## EXERCISE DESCRIPTION
Check each line of the data below for the word "внутренних", then extract the ones that have it.
──────── RECORDED DATA
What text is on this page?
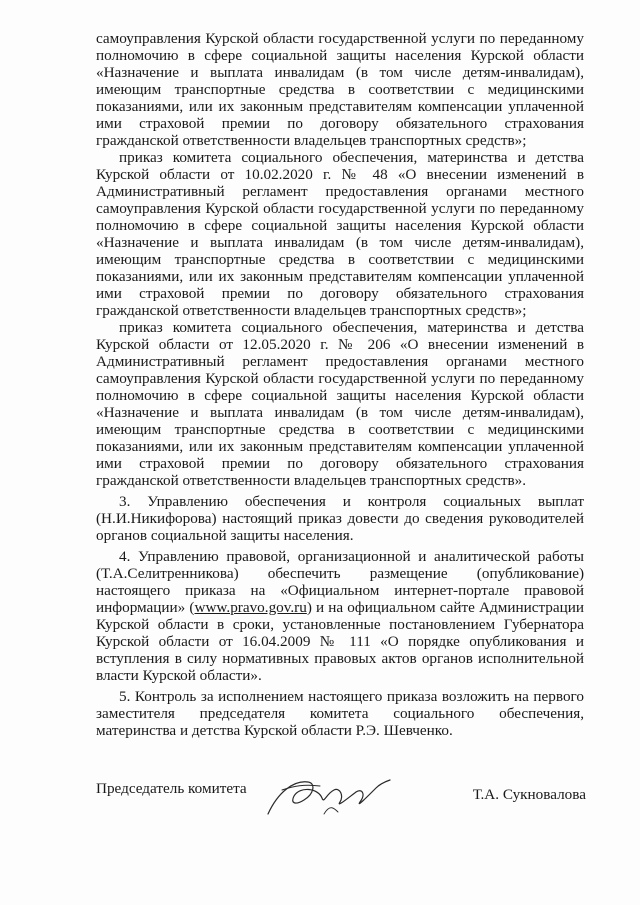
самоуправления Курской области государственной услуги по переданному полномочию в сфере социальной защиты населения Курской области «Назначение и выплата инвалидам (в том числе детям-инвалидам), имеющим транспортные средства в соответствии с медицинскими показаниями, или их законным представителям компенсации уплаченной ими страховой премии по договору обязательного страхования гражданской ответственности владельцев транспортных средств»;

приказ комитета социального обеспечения, материнства и детства Курской области от 10.02.2020 г. № 48 «О внесении изменений в Административный регламент предоставления органами местного самоуправления Курской области государственной услуги по переданному полномочию в сфере социальной защиты населения Курской области «Назначение и выплата инвалидам (в том числе детям-инвалидам), имеющим транспортные средства в соответствии с медицинскими показаниями, или их законным представителям компенсации уплаченной ими страховой премии по договору обязательного страхования гражданской ответственности владельцев транспортных средств»;

приказ комитета социального обеспечения, материнства и детства Курской области от 12.05.2020 г. № 206 «О внесении изменений в Административный регламент предоставления органами местного самоуправления Курской области государственной услуги по переданному полномочию в сфере социальной защиты населения Курской области «Назначение и выплата инвалидам (в том числе детям-инвалидам), имеющим транспортные средства в соответствии с медицинскими показаниями, или их законным представителям компенсации уплаченной ими страховой премии по договору обязательного страхования гражданской ответственности владельцев транспортных средств».

3. Управлению обеспечения и контроля социальных выплат (Н.И.Никифорова) настоящий приказ довести до сведения руководителей органов социальной защиты населения.

4. Управлению правовой, организационной и аналитической работы (Т.А.Селитренникова) обеспечить размещение (опубликование) настоящего приказа на «Официальном интернет-портале правовой информации» (www.pravo.gov.ru) и на официальном сайте Администрации Курской области в сроки, установленные постановлением Губернатора Курской области от 16.04.2009 № 111 «О порядке опубликования и вступления в силу нормативных правовых актов органов исполнительной власти Курской области».

5. Контроль за исполнением настоящего приказа возложить на первого заместителя председателя комитета социального обеспечения, материнства и детства Курской области Р.Э. Шевченко.

Председатель комитета	Т.А. Сукновалова
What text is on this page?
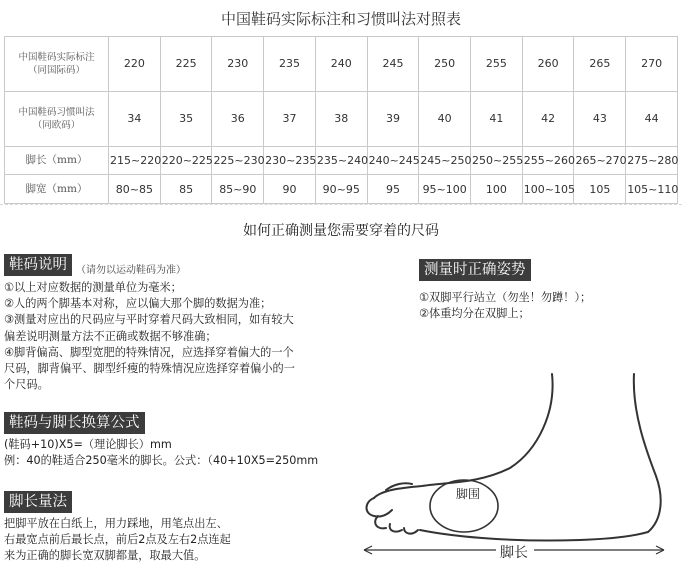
中国鞋码实际标注和习惯叫法对照表
中国鞋码实际标注
（同国际码）	220	225	230	235	240	245	250	255	260	265	270

中国鞋码习惯叫法
（同欧码）	34	35	36	37	38	39	40	41	42	43	44

脚长（mm）	215~220	220~225	225~230	230~235	235~240	240~245	245~250	250~255	255~260	265~270	275~280

脚宽（mm）	80~85	85	85~90	90	90~95	95	95~100	100	100~105	105	105~110
如何正确测量您需要穿着的尺码
鞋码说明 （请勿以运动鞋码为准）

①以上对应数据的测量单位为毫米；

②人的两个脚基本对称，应以偏大那个脚的数据为准；

③测量对应出的尺码应与平时穿着尺码大致相同，如有较大

偏差说明测量方法不正确或数据不够准确；

④脚背偏高、脚型宽肥的特殊情况，应选择穿着偏大的一个

尺码，脚背偏平、脚型纤瘦的特殊情况应选择穿着偏小的一

个尺码。

鞋码与脚长换算公式

(鞋码+10)X5=（理论脚长）mm

例：40的鞋适合250毫米的脚长。公式：（40+10X5=250mm

脚长量法

把脚平放在白纸上，用力踩地，用笔点出左、

右最宽点前后最长点，前后2点及左右2点连起

来为正确的脚长宽双脚都量，取最大值。

测量时正确姿势

①双脚平行站立（勿坐！勿蹲！）；

②体重均分在双脚上；

脚围
脚长
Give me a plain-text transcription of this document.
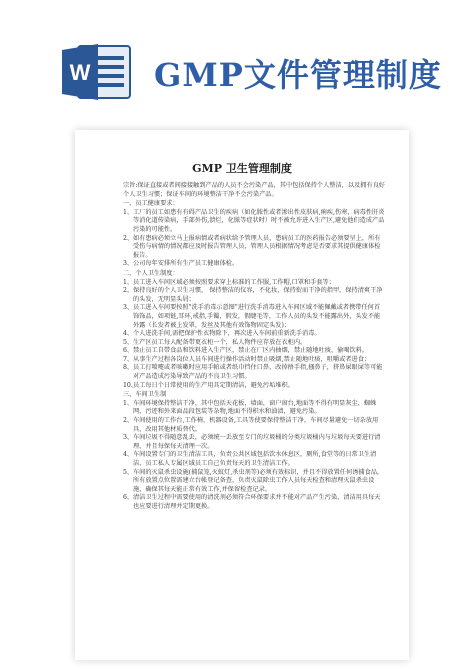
W GMP文件管理制度
GMP 卫生管理制度

宗旨:保证直接或者间接接触到产品的人员不会污染产品，其中包括保持个人整洁，以及拥有良好个人卫生习惯；保证车间的环境整洁干净不会污染产品。

一、员工健康要求：

1、 工厂的员工如患有有碍产品卫生的疾病（如化脓性或者渗出性皮肤病,痢疾,伤寒，病毒性肝炎等消化道传染病，手部外伤,溃烂，化脓等症状时）时不被允许进入生产区,避免他们造成产品污染的可能性。
2、 如有患病必须立马上报病情或者病状给予管理人员，患病员工的医药报告必须要呈上，所有受伤与病情的情况都应及时报告管理人员，管理人员根据情况考虑是否要求其提供健康体检报告。
3、 公司每年安排所有生产员工健康体检。

二、个人卫生制度：

1、 员工进入车间区域必须按照要求穿上标准的工作服,工作帽,口罩和手套等；
2、 保持良好的个人卫生习惯， 保持整洁的仪容，不化妆，保持衔而干净的指甲，保持清爽干净的头发，无明显头屑；
3、 员工进入车间要按照"洗手消毒示意图"进行洗手消毒进入车间区域不能佩戴或者携带任何首饰饰品，如项链,耳环,戒指,手镯，假发，假睫毛等，工作人员的头发不能露出外，头发不能外露（长发者被上发罩，发丝及其他有效饰物固定头发)；
4、 个人进洗手间,需把保护性衣物除下，再次进入车间前重新洗手消毒。
5、 生产区员工每人配备带更衣柜一个，私人物件应存放在衣柜内。
6、 禁止员工自带食品和饮料进入生产区，禁止在厂区内抽烟，禁止随地吐痰，偷喝饮料。
7、 从事生产过程各岗位人员车间进行操作活动时禁止吸烟,禁止随地吐痰，咀嚼或者进食；
8、 员工打喷嚏或者咳嗽时应用手帕或者纸巾挡住口鼻，改掉捂手指,搔鼻子，挤鼻屎眼屎等可能对产品造成污染导致产品的不良卫生习惯。
10、
员工每日个日常使用的生产用具定期清洁，避免污垢堆积。

三、车间卫生制

1、 车间环境保持整洁干净，其中包括天花板，墙面，窗户窗台,地面等不得有明显灰尘，蜘蛛网，污迹和外来面品段包装等杂物,地面不得积水和油渍，避免污染。
2、 车间使用的工作台,工作椅，机器设备,工具等使要保持整洁干净，车间尽量避免一切杂放用具，改用其他材质替代。
3、 车间垃圾不得随意乱丢，必须统一丢放至专门的垃圾桶的分类垃圾桶内与垃圾每天要进行清理，并且每保每天清理一次。
4、 车间设置专门的卫生清洁工具，负责公共区域包括饮水休息区，厕所,食堂等的日常卫生清洁，员工私人专属区域员工自己负责每天的卫生清洁工作。
5、 车间的灭鼠杀虫设施(捕鼠笼,灭蚊灯,杀虫剂等)必须有效标识，并且不得放置任何诱捕食品，所有放置点位置需建立台帐登记备查，负责灭鼠除虫工作人员每天检查和清理灭鼠杀虫设施，确保其每天能正常有效工作,并保留检查记录。
6、 清洁卫生过程中需要使用的清洗剂必须符合环保要求并不能对产品产生污染，清洁用具每天也应要进行清理并定期更换。
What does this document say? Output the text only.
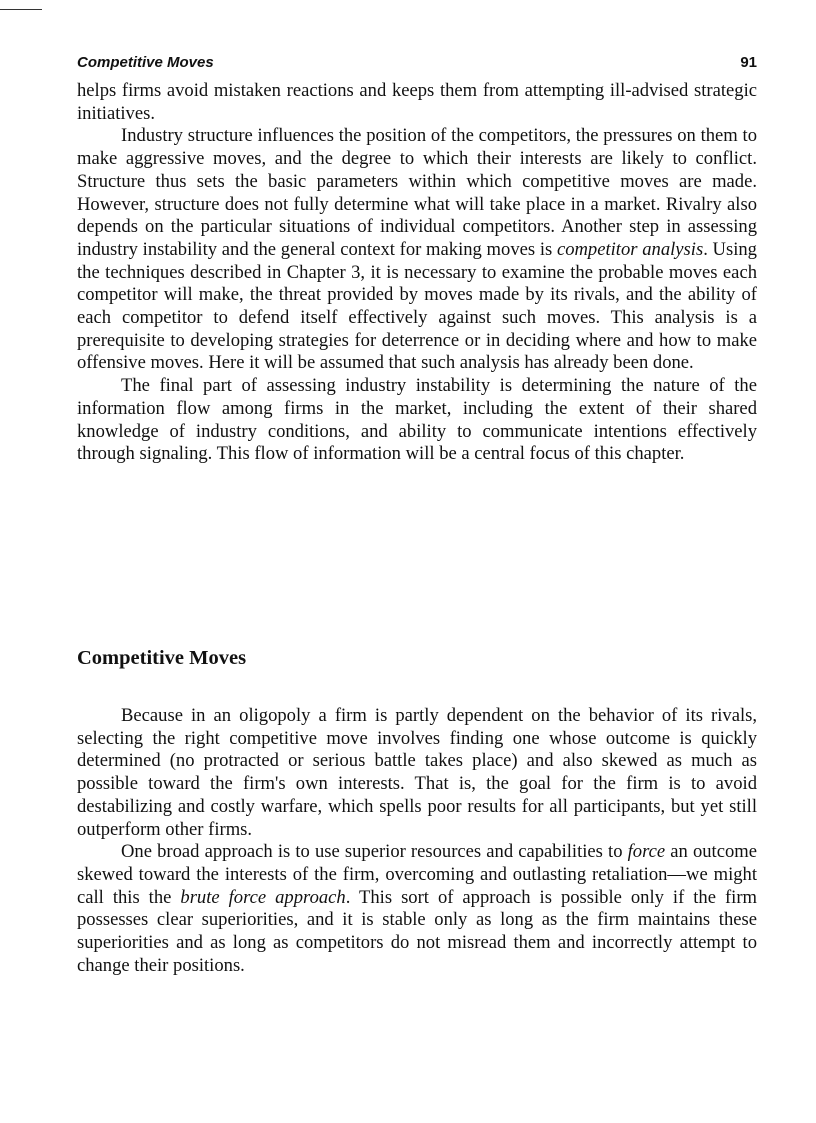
Competitive Moves	91

helps firms avoid mistaken reactions and keeps them from attempting ill-advised strategic initiatives.

Industry structure influences the position of the competitors, the pressures on them to make aggressive moves, and the degree to which their interests are likely to conflict. Structure thus sets the basic parameters within which competitive moves are made. However, structure does not fully determine what will take place in a market. Rivalry also depends on the particular situations of individual competitors. Another step in assessing industry instability and the general context for making moves is competitor analysis. Using the techniques described in Chapter 3, it is necessary to examine the probable moves each competitor will make, the threat provided by moves made by its rivals, and the ability of each competitor to defend itself effectively against such moves. This analysis is a prerequisite to developing strategies for deterrence or in deciding where and how to make offensive moves. Here it will be assumed that such analysis has already been done.

The final part of assessing industry instability is determining the nature of the information flow among firms in the market, including the extent of their shared knowledge of industry conditions, and ability to communicate intentions effectively through signaling. This flow of information will be a central focus of this chapter.

Competitive Moves

Because in an oligopoly a firm is partly dependent on the behavior of its rivals, selecting the right competitive move involves finding one whose outcome is quickly determined (no protracted or serious battle takes place) and also skewed as much as possible toward the firm's own interests. That is, the goal for the firm is to avoid destabilizing and costly warfare, which spells poor results for all participants, but yet still outperform other firms.

One broad approach is to use superior resources and capabilities to force an outcome skewed toward the interests of the firm, overcoming and outlasting retaliation—we might call this the brute force approach. This sort of approach is possible only if the firm possesses clear superiorities, and it is stable only as long as the firm maintains these superiorities and as long as competitors do not misread them and incorrectly attempt to change their positions.
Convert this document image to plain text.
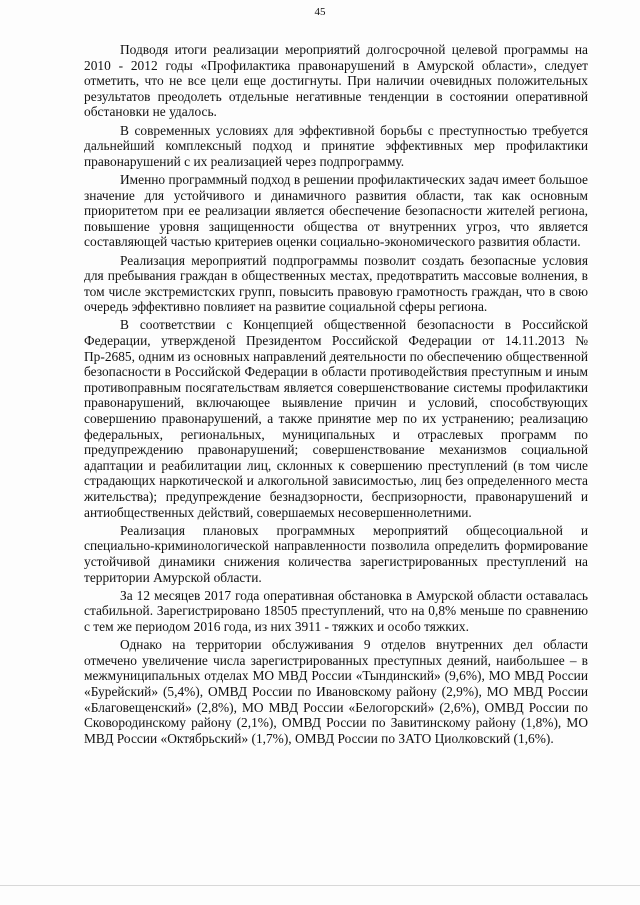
45

Подводя итоги реализации мероприятий долгосрочной целевой программы на 2010 - 2012 годы «Профилактика правонарушений в Амурской области», следует отметить, что не все цели еще достигнуты. При наличии очевидных положительных результатов преодолеть отдельные негативные тенденции в состоянии оперативной обстановки не удалось.

В современных условиях для эффективной борьбы с преступностью требуется дальнейший комплексный подход и принятие эффективных мер профилактики правонарушений с их реализацией через подпрограмму.

Именно программный подход в решении профилактических задач имеет большое значение для устойчивого и динамичного развития области, так как основным приоритетом при ее реализации является обеспечение безопасности жителей региона, повышение уровня защищенности общества от внутренних угроз, что является составляющей частью критериев оценки социально-экономического развития области.

Реализация мероприятий подпрограммы позволит создать безопасные условия для пребывания граждан в общественных местах, предотвратить массовые волнения, в том числе экстремистских групп, повысить правовую грамотность граждан, что в свою очередь эффективно повлияет на развитие социальной сферы региона.

В соответствии с Концепцией общественной безопасности в Российской Федерации, утвержденой Президентом Российской Федерации от 14.11.2013 № Пр-2685, одним из основных направлений деятельности по обеспечению общественной безопасности в Российской Федерации в области противодействия преступным и иным противоправным посягательствам является совершенствование системы профилактики правонарушений, включающее выявление причин и условий, способствующих совершению правонарушений, а также принятие мер по их устранению; реализацию федеральных, региональных, муниципальных и отраслевых программ по предупреждению правонарушений; совершенствование механизмов социальной адаптации и реабилитации лиц, склонных к совершению преступлений (в том числе страдающих наркотической и алкогольной зависимостью, лиц без определенного места жительства); предупреждение безнадзорности, беспризорности, правонарушений и антиобщественных действий, совершаемых несовершеннолетними.

Реализация плановых программных мероприятий общесоциальной и специально-криминологической направленности позволила определить формирование устойчивой динамики снижения количества зарегистрированных преступлений на территории Амурской области.

За 12 месяцев 2017 года оперативная обстановка в Амурской области оставалась стабильной. Зарегистрировано 18505 преступлений, что на 0,8% меньше по сравнению с тем же периодом 2016 года, из них 3911 - тяжких и особо тяжких.

Однако на территории обслуживания 9 отделов внутренних дел области отмечено увеличение числа зарегистрированных преступных деяний, наибольшее – в межмуниципальных отделах МО МВД России «Тындинский» (9,6%), МО МВД России «Бурейский» (5,4%), ОМВД России по Ивановскому району (2,9%), МО МВД России «Благовещенский» (2,8%), МО МВД России «Белогорский» (2,6%), ОМВД России по Сковородинскому району (2,1%), ОМВД России по Завитинскому району (1,8%), МО МВД России «Октябрьский» (1,7%), ОМВД России по ЗАТО Циолковский (1,6%).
────────────────
## CORRECT RESPONSE
Именно программный подход в решении профилактических задач имеет большое значение для устойчивого и динамичного развития области, так как основным приоритетом при ее реализации является обеспечение безопасности жителей региона, повышение уровня защищенности общества от внутренних угроз, что является составляющей частью критериев оценки социально-экономического развития области.
Однако на территории обслуживания 9 отделов внутренних дел области отмечено увеличение числа зарегистрированных преступных деяний, наибольшее – в межмуниципальных отделах МО МВД России «Тындинский» (9,6%), МО МВД России «Бурейский» (5,4%), ОМВД России по Ивановскому району (2,9%), МО МВД России «Благовещенский» (2,8%), МО МВД России «Белогорский» (2,6%), ОМВД России по Сковородинскому району (2,1%), ОМВД России по Завитинскому району (1,8%), МО МВД России «Октябрьский» (1,7%), ОМВД России по ЗАТО Циолковский (1,6%).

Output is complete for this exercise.